═════ Source text ═════

# from Ovid
# on Thursday 21 August 2008 11:53:

>> If TAP goes any further than saying "Yes, you *can*
>> stuff a big wad of custom data in this ganky old potato sack
>> ... there may be a hole in the bottom ...
>> so if there's any other way, we encourage you to do that" ...

What would this "any other way" be?  And why would the sack have a hole 
in it?  Are we delivering a package or just kicking a sack down the 
street?

>That's actually all TAP will be doing.  You *can* stuff that big wad
> of diagnostic data there in a machine-readable format, but there are
> two overriding concerns:
>
>1.  It's entirely optional.
>2.  It must not alter the interpretation of core TAP.
>...
>But at the end of the day, this is a feature people have been wanting
> for a long time, even if (for most cases), it's merely a case of
> "file, line, have, want".

Well, exactly how are we defining "sack", "potato", and "wad" here, and 
how does it have anything to do with what people want?

If diagnostics are a data block, the only thing the TAP stream must do 
is keep the data from getting corrupted and/or leaking into the rest of 
the stream.  This says the consumer has to know where it ends, which 
doesn't work if it's a sack with a hole in it.

═════ Material shown ═════

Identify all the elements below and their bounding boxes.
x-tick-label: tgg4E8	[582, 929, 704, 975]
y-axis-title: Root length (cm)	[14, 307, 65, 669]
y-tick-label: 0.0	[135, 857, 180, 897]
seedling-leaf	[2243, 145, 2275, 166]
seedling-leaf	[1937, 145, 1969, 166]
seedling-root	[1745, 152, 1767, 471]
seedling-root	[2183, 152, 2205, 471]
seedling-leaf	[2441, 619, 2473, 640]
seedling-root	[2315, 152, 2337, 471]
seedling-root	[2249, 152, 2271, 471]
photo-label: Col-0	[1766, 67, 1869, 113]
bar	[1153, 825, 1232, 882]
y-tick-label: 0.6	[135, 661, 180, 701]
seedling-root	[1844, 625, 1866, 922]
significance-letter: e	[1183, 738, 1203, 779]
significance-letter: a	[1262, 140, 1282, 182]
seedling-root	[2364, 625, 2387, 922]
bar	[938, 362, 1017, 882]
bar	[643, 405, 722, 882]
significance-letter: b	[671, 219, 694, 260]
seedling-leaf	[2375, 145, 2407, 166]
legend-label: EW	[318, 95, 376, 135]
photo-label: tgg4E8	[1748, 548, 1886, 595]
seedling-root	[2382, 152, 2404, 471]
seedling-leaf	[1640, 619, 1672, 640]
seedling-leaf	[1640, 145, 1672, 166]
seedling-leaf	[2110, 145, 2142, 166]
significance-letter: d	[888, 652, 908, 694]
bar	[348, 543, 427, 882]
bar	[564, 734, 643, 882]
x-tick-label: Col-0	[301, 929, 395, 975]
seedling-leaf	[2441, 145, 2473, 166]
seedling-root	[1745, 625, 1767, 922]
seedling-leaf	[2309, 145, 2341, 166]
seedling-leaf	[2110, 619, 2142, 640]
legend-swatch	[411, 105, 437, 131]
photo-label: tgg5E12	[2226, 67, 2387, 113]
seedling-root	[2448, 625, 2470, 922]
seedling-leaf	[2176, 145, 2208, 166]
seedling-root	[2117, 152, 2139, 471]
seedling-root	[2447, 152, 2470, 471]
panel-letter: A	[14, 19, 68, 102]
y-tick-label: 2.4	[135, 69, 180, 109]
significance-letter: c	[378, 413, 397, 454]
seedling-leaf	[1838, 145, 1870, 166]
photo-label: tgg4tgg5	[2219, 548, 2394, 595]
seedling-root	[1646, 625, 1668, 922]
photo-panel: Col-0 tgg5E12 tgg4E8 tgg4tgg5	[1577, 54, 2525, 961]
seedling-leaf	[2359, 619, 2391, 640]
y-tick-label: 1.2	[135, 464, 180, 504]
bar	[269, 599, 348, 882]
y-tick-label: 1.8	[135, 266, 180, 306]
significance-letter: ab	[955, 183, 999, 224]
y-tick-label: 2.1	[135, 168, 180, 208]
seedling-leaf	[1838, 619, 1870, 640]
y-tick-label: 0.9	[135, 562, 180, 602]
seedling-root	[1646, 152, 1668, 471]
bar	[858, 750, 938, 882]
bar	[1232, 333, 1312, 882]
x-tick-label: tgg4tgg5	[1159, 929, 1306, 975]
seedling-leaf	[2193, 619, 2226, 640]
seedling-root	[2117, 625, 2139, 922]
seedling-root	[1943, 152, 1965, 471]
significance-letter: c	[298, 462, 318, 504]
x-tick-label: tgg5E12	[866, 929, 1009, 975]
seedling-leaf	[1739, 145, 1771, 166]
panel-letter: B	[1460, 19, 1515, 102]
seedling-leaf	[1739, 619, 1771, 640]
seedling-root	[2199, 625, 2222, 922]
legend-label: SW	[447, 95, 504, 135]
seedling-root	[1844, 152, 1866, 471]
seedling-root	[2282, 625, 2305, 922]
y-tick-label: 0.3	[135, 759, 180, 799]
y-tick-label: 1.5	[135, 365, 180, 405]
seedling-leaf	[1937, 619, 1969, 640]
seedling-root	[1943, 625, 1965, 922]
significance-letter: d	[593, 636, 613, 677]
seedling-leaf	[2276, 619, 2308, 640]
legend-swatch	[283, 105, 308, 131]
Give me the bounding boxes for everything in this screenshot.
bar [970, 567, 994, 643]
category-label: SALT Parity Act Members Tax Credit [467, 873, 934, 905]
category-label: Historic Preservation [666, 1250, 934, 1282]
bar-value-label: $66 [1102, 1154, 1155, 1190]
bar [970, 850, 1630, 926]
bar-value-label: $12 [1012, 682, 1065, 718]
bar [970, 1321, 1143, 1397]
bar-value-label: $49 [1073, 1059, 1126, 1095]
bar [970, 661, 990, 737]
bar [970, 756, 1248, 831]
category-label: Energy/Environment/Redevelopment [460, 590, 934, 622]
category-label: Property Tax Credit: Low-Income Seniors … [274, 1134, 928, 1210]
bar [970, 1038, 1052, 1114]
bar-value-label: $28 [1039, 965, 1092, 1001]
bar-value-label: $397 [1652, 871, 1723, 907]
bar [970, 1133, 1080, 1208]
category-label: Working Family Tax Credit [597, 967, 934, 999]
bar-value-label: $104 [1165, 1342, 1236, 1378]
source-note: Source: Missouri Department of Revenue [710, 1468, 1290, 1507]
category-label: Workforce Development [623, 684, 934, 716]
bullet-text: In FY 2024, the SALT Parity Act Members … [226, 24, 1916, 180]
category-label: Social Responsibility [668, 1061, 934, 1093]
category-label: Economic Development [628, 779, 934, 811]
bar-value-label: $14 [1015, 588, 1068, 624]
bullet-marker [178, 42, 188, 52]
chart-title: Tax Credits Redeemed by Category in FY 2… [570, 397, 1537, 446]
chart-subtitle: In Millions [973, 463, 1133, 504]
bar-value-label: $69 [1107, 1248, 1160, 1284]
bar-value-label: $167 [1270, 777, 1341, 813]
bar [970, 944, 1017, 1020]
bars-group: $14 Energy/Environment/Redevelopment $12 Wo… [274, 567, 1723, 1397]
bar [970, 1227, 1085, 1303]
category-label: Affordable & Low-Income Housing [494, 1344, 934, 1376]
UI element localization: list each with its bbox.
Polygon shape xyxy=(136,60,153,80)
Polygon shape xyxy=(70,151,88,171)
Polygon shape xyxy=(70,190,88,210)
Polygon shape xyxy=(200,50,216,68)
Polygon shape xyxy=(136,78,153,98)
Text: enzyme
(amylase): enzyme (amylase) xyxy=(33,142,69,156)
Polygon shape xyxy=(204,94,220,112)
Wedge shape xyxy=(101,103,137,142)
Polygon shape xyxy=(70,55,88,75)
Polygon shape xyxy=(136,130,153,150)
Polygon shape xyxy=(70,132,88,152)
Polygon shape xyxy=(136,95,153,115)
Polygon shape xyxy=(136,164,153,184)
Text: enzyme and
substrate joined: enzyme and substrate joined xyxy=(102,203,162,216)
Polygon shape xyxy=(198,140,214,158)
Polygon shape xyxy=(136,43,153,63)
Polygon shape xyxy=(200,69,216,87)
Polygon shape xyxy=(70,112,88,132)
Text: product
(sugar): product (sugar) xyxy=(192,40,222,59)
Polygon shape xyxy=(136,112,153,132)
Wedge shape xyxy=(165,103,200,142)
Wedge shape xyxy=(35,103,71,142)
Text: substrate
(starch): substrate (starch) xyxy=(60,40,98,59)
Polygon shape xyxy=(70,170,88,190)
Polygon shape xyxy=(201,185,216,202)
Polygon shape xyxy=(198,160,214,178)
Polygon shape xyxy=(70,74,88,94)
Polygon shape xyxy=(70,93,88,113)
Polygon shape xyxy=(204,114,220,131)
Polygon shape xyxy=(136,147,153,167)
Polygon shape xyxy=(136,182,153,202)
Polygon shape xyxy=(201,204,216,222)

═════

• Your goal:
Copy out the entire mailing-list reply about TAP diagnostics word for word. The entries have nothing to do with the text.

• Response area:
# from Ovid
# on Thursday 21 August 2008 11:53:

>> If TAP goes any further than saying "Yes, you *can*
>> stuff a big wad of custom data in this ganky old potato sack
>> ... there may be a hole in the bottom ...
>> so if there's any other way, we encourage you to do that" ...

What would this "any other way" be?  And why would the sack have a hole 
in it?  Are we delivering a package or just kicking a sack down the 
street?

>That's actually all TAP will be doing.  You *can* stuff that big wad
> of diagnostic data there in a machine-readable format, but there are
> two overriding concerns:
>
>1.  It's entirely optional.
>2.  It must not alter the interpretation of core TAP.
>...
>But at the end of the day, this is a feature people have been wanting
> for a long time, even if (for most cases), it's merely a case of
> "file, line, have, want".

Well, exactly how are we defining "sack", "potato", and "wad" here, and 
how does it have anything to do with what people want?

If diagnostics are a data block, the only thing the TAP stream must do 
is keep the data from getting corrupted and/or leaking into the rest of 
the stream.  This says the consumer has to know where it ends, which 
doesn't work if it's a sack with a hole in it.